• [Requirement]: From the listing below, count the lines where the string "liquid" occurs. Give the number, with no other words.

• [Data supplied]:
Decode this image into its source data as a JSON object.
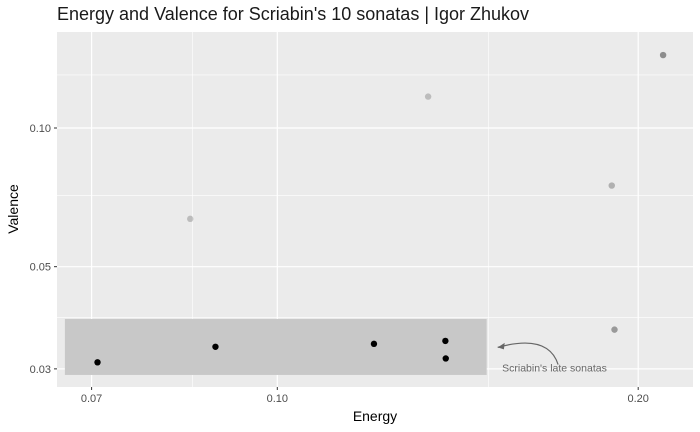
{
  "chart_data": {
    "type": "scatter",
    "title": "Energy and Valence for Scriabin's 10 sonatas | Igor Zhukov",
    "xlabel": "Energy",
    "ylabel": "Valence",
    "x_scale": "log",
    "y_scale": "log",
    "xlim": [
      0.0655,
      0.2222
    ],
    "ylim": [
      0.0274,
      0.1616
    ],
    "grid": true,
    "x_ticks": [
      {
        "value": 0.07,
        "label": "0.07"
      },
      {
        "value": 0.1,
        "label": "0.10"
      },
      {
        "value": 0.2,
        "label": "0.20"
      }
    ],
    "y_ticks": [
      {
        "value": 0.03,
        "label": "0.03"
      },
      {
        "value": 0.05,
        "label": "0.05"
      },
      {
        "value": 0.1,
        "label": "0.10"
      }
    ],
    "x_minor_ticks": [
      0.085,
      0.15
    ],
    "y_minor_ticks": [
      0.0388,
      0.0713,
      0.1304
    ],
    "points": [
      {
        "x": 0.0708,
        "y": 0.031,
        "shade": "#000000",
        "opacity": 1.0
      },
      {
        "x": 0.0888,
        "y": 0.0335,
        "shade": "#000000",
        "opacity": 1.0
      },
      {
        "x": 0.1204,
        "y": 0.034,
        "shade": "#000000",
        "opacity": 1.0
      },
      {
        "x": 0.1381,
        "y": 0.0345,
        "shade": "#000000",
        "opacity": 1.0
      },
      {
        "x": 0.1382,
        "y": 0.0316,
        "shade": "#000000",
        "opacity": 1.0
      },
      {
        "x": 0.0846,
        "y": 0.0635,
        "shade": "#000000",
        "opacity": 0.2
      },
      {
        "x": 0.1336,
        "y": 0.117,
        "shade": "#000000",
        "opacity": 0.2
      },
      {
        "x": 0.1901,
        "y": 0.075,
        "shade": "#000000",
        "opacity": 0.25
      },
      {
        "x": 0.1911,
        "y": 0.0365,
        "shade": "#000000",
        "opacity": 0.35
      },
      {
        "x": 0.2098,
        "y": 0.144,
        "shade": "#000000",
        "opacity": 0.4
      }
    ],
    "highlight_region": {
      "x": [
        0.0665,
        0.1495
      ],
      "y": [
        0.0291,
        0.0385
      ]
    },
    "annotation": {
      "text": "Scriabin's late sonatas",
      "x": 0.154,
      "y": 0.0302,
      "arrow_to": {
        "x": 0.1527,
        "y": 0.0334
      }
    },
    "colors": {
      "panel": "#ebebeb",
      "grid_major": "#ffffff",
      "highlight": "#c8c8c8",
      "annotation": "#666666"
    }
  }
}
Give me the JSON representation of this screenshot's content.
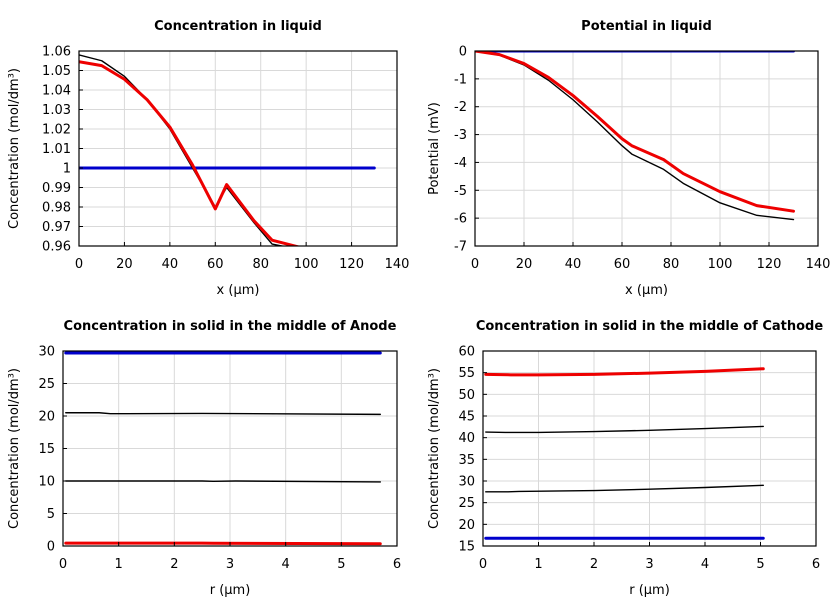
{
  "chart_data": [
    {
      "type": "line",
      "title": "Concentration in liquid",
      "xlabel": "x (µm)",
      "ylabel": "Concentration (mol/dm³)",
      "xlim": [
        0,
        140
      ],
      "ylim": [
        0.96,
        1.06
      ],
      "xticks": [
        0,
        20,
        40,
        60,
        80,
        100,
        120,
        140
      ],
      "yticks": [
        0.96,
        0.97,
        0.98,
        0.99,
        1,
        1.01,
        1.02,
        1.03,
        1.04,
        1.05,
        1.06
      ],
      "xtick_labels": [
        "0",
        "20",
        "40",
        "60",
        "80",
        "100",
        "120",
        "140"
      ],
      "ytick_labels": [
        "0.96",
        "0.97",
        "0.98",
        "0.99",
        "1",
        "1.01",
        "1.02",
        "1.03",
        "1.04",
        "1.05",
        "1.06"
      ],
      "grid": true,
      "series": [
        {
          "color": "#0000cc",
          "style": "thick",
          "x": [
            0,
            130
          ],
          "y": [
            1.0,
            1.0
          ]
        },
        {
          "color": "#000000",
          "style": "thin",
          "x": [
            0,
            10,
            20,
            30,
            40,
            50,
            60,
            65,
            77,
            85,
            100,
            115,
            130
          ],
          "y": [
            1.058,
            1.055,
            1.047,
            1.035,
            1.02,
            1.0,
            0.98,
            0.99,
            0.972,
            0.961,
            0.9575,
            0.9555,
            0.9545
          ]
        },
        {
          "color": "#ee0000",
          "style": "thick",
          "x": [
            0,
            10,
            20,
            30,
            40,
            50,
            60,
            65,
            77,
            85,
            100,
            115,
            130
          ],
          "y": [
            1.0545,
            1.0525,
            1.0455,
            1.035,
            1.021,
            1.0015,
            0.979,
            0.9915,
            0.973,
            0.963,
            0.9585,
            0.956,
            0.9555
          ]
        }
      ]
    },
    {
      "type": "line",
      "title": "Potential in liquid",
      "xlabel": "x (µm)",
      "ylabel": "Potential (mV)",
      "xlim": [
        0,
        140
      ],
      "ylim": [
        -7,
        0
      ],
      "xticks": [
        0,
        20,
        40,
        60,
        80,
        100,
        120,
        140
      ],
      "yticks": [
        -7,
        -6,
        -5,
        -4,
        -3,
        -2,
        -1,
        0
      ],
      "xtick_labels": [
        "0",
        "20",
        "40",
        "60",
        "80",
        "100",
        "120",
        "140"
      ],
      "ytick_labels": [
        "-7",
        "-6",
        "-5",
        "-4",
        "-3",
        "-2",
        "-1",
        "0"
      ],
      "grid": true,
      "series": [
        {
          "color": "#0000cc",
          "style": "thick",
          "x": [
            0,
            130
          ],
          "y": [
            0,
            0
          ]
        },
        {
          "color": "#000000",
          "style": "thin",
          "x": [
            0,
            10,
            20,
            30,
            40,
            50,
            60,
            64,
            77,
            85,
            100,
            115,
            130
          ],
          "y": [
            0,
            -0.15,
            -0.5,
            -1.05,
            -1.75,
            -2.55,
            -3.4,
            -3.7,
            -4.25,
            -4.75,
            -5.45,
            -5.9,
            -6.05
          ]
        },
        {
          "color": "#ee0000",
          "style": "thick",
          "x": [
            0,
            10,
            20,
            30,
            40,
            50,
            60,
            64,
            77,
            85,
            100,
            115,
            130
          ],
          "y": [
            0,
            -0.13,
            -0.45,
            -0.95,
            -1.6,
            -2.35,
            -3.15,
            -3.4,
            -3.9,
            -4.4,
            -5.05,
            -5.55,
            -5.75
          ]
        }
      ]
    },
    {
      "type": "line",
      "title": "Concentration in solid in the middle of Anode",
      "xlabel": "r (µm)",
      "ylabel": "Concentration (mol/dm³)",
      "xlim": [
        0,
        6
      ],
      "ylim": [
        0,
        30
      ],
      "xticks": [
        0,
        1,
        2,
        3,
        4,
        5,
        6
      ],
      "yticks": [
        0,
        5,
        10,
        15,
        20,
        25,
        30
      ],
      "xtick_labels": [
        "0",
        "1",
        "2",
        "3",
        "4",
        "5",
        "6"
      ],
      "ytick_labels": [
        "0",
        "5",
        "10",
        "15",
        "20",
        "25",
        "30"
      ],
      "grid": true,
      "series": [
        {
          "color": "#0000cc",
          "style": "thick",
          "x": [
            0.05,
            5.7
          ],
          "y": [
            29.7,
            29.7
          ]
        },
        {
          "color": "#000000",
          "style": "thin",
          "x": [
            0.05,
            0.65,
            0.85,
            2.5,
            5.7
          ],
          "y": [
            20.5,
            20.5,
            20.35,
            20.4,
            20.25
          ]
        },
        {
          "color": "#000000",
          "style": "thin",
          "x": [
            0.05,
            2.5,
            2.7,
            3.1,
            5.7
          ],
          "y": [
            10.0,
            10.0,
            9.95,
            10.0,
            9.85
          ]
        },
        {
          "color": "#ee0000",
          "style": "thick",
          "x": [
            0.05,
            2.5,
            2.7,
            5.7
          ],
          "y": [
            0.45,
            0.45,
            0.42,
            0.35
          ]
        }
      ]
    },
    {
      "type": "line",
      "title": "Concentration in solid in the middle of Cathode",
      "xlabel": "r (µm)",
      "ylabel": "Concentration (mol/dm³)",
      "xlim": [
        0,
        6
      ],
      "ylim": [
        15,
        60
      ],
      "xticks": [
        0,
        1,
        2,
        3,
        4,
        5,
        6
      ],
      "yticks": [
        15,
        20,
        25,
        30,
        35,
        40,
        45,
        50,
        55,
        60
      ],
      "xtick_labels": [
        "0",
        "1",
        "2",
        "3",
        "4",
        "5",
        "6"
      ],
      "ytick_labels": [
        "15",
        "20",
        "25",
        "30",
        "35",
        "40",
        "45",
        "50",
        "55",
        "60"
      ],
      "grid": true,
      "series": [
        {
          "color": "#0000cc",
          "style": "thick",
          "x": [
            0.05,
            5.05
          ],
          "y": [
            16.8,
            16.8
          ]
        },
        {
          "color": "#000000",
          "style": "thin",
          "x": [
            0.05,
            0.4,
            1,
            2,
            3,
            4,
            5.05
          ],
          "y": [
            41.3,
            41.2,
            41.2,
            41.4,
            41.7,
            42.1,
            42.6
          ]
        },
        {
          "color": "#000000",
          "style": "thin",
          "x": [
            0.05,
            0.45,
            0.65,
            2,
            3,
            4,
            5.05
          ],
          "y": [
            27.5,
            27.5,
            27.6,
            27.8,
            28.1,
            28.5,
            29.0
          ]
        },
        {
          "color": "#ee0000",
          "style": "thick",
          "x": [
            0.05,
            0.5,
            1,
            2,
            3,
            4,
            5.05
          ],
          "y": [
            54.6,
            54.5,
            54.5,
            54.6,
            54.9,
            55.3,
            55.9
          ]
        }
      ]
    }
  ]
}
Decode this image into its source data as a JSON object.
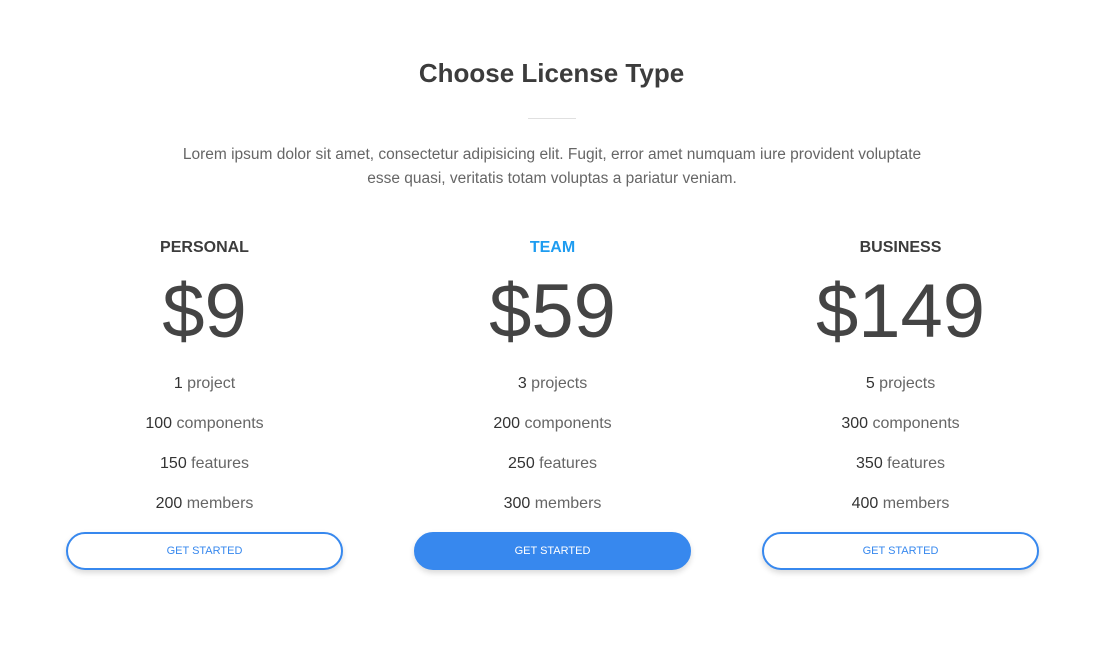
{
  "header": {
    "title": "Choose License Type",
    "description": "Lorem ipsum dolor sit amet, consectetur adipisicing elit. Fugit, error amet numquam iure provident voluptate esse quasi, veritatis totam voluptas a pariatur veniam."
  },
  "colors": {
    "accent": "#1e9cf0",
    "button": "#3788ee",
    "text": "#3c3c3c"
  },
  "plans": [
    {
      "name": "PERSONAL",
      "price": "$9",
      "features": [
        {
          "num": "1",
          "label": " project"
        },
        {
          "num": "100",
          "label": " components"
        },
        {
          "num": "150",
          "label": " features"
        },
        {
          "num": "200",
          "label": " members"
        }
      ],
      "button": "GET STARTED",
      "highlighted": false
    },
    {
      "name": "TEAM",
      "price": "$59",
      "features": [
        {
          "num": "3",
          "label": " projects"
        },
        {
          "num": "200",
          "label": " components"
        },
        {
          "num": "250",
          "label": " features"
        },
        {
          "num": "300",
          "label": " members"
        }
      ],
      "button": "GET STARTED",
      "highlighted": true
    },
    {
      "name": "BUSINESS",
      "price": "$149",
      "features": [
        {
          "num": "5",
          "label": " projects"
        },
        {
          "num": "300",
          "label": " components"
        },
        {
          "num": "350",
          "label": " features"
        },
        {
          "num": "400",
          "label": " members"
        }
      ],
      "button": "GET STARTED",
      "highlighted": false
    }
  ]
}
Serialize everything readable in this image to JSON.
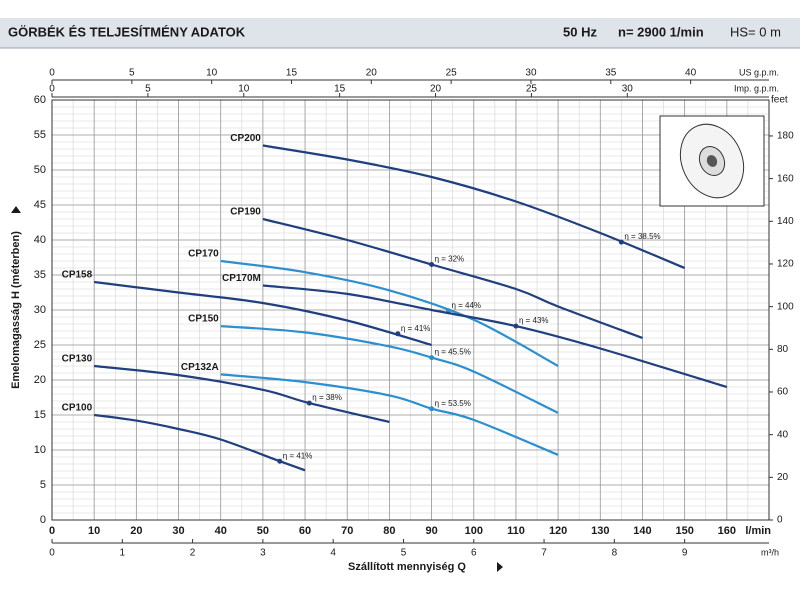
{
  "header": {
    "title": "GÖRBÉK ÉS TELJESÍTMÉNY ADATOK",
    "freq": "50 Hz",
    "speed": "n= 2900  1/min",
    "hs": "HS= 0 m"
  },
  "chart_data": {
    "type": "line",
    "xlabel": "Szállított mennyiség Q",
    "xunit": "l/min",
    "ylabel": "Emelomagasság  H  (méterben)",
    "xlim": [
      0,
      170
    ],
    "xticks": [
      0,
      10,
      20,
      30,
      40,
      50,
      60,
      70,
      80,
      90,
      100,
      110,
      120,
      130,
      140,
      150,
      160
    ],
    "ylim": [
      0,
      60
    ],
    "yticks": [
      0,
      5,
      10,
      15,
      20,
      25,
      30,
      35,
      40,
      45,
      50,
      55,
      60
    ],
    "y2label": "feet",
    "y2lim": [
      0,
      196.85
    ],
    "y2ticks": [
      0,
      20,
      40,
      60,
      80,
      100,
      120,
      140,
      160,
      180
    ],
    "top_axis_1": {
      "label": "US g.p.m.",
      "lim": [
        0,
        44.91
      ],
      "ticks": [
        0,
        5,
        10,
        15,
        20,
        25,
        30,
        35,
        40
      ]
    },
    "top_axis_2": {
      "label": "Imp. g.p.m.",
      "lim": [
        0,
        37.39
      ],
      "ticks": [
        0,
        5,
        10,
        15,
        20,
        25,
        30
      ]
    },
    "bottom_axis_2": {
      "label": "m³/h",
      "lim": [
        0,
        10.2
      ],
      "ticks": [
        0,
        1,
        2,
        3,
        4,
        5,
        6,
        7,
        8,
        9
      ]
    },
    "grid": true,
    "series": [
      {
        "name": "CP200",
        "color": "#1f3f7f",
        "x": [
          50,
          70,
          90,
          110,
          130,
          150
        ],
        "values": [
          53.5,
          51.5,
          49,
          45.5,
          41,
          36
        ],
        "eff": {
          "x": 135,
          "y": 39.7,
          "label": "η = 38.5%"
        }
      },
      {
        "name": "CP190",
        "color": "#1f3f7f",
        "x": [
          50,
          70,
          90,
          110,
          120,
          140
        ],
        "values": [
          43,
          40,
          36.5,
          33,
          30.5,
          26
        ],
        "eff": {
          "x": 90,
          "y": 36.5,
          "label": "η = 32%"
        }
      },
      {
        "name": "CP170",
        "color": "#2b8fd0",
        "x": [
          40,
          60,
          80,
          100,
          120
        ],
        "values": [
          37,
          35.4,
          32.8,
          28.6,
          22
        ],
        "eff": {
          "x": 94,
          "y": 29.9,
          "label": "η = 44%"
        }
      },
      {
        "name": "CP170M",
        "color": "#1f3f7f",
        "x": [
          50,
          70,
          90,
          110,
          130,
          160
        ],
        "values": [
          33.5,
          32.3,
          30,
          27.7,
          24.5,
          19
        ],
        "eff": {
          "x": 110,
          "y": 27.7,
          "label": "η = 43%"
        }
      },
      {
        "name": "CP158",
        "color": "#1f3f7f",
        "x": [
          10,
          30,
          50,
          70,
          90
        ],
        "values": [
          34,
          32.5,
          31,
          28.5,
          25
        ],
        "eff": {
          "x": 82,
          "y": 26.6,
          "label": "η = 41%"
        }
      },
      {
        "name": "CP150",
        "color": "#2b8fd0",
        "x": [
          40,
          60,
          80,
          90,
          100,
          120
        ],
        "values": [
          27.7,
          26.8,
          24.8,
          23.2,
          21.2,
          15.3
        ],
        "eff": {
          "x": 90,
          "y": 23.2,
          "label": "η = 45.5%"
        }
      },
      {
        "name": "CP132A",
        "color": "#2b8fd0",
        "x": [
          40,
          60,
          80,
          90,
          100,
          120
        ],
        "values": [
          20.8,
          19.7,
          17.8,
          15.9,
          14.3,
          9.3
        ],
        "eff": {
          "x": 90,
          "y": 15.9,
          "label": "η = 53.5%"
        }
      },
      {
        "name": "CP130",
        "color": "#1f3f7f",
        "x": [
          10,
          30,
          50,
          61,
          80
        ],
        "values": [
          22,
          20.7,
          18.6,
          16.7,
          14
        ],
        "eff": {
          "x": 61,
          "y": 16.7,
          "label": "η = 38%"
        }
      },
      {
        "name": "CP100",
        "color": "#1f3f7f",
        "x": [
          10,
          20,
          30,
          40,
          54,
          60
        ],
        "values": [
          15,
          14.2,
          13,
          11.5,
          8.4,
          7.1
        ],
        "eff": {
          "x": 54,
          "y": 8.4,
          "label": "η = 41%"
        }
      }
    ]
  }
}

• [In response]: 2